**YOUR GOAL:**
The answer is one number: how many lines in the data below hold "this".

**EXTRACTED MATERIAL:**
########################################
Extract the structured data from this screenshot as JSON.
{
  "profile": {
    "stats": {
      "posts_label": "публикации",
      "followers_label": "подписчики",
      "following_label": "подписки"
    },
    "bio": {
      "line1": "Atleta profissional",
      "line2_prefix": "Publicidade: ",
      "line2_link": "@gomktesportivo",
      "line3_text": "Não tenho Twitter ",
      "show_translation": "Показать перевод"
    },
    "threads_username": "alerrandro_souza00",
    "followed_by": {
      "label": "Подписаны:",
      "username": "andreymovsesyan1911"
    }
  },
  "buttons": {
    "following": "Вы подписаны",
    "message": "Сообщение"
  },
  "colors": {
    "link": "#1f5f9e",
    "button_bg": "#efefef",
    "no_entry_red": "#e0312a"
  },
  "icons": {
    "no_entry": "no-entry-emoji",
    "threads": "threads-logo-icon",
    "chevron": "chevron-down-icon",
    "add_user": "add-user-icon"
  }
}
########################################
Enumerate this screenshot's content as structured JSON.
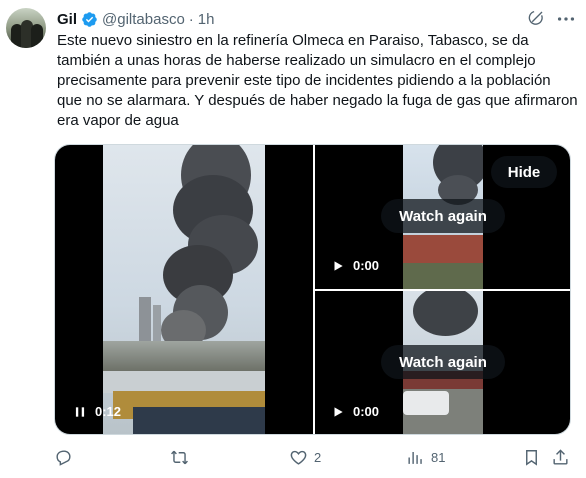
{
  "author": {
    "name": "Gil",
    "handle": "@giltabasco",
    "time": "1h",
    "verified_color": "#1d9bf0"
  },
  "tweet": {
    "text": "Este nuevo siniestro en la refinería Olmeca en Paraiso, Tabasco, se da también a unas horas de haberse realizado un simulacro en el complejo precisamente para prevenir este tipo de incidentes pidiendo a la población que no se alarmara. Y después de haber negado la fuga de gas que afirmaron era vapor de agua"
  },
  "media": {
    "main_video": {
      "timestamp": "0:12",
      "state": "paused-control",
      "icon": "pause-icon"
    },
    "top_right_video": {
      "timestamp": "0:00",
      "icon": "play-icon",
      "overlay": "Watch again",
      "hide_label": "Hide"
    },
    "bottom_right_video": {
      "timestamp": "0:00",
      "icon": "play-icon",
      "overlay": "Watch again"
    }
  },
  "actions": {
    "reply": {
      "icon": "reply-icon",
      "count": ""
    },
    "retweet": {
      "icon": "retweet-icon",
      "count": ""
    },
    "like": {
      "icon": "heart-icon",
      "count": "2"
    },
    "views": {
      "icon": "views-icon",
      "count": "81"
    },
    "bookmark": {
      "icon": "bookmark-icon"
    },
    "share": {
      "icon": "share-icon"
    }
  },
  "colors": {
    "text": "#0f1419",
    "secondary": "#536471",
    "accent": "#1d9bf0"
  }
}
########################################
**WRITTEN REPLY:**
2